* _Source data_:
****************

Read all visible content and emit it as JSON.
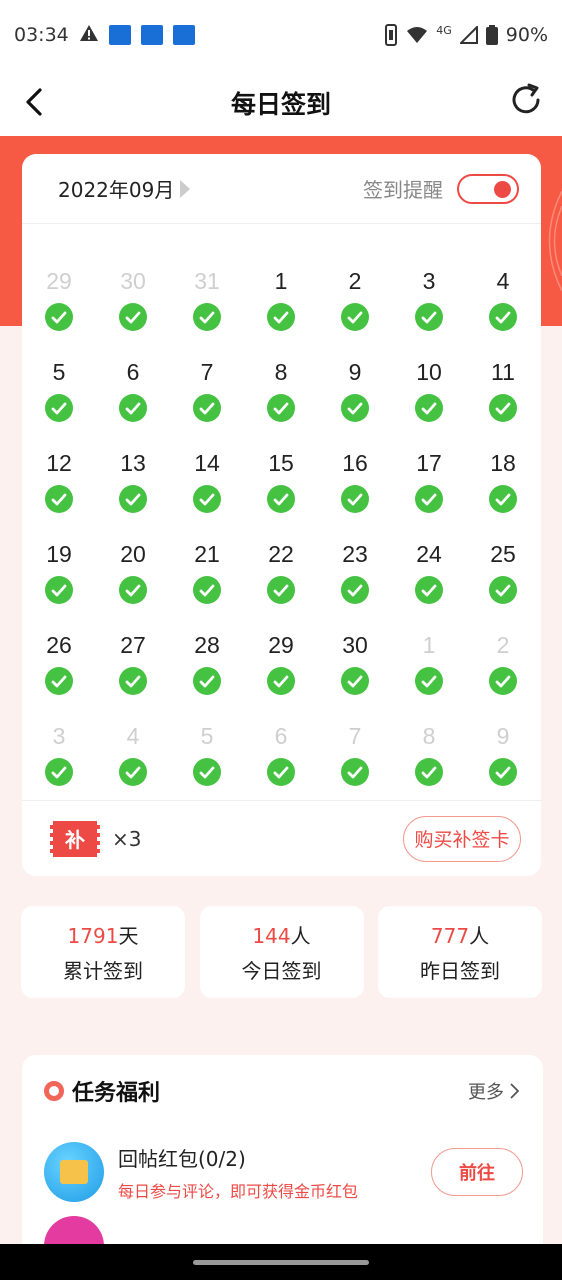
{
  "status_bar": {
    "time": "03:34",
    "network": "4G",
    "battery": "90%"
  },
  "header": {
    "title": "每日签到"
  },
  "calendar": {
    "month": "2022年09月",
    "remind_label": "签到提醒",
    "remind_on": true,
    "weeks": [
      [
        {
          "d": "29",
          "m": true
        },
        {
          "d": "30",
          "m": true
        },
        {
          "d": "31",
          "m": true
        },
        {
          "d": "1"
        },
        {
          "d": "2"
        },
        {
          "d": "3"
        },
        {
          "d": "4"
        }
      ],
      [
        {
          "d": "5"
        },
        {
          "d": "6"
        },
        {
          "d": "7"
        },
        {
          "d": "8"
        },
        {
          "d": "9"
        },
        {
          "d": "10"
        },
        {
          "d": "11"
        }
      ],
      [
        {
          "d": "12"
        },
        {
          "d": "13"
        },
        {
          "d": "14"
        },
        {
          "d": "15"
        },
        {
          "d": "16"
        },
        {
          "d": "17"
        },
        {
          "d": "18"
        }
      ],
      [
        {
          "d": "19"
        },
        {
          "d": "20"
        },
        {
          "d": "21"
        },
        {
          "d": "22"
        },
        {
          "d": "23"
        },
        {
          "d": "24"
        },
        {
          "d": "25"
        }
      ],
      [
        {
          "d": "26"
        },
        {
          "d": "27"
        },
        {
          "d": "28"
        },
        {
          "d": "29"
        },
        {
          "d": "30"
        },
        {
          "d": "1",
          "m": true
        },
        {
          "d": "2",
          "m": true
        }
      ],
      [
        {
          "d": "3",
          "m": true
        },
        {
          "d": "4",
          "m": true
        },
        {
          "d": "5",
          "m": true
        },
        {
          "d": "6",
          "m": true
        },
        {
          "d": "7",
          "m": true
        },
        {
          "d": "8",
          "m": true
        },
        {
          "d": "9",
          "m": true
        }
      ]
    ],
    "makeup_card_icon_text": "补",
    "makeup_card_count": "×3",
    "buy_button": "购买补签卡"
  },
  "stats": [
    {
      "value": "1791",
      "unit": "天",
      "label": "累计签到"
    },
    {
      "value": "144",
      "unit": "人",
      "label": "今日签到"
    },
    {
      "value": "777",
      "unit": "人",
      "label": "昨日签到"
    }
  ],
  "tasks": {
    "title": "任务福利",
    "more": "更多",
    "items": [
      {
        "name": "回帖红包(0/2)",
        "desc": "每日参与评论，即可获得金币红包",
        "button": "前往"
      }
    ]
  },
  "colors": {
    "accent": "#ee4a45",
    "check": "#46c243",
    "band": "#f65a45",
    "background": "#fdf1f0"
  }
}
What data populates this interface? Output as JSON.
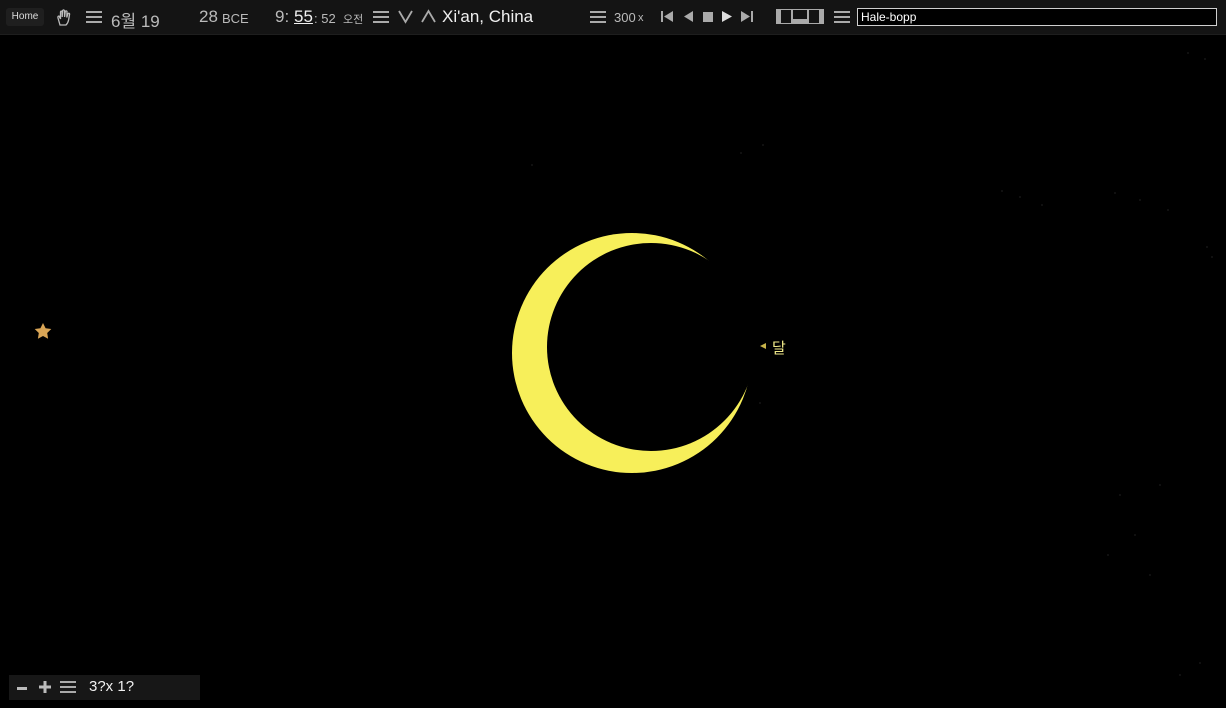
{
  "toolbar": {
    "home_label": "Home",
    "month_day": "6월 19",
    "year": "28",
    "era": "BCE",
    "hour": "9:",
    "minute": "55",
    "second": ": 52",
    "ampm": "오전",
    "location": "Xi'an, China",
    "speed_value": "300",
    "speed_unit": "x",
    "search_value": "Hale-bopp"
  },
  "sky": {
    "moon_label": "달",
    "moon_color": "#f7ef5a",
    "star_color": "#d9a556"
  },
  "bottom": {
    "zoom_readout": "3?x 1?"
  }
}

****************

* _Description of the task_: Only the number is wanted: count the lines of the records that hold the word "JSON".

* _Exercise answer_: 2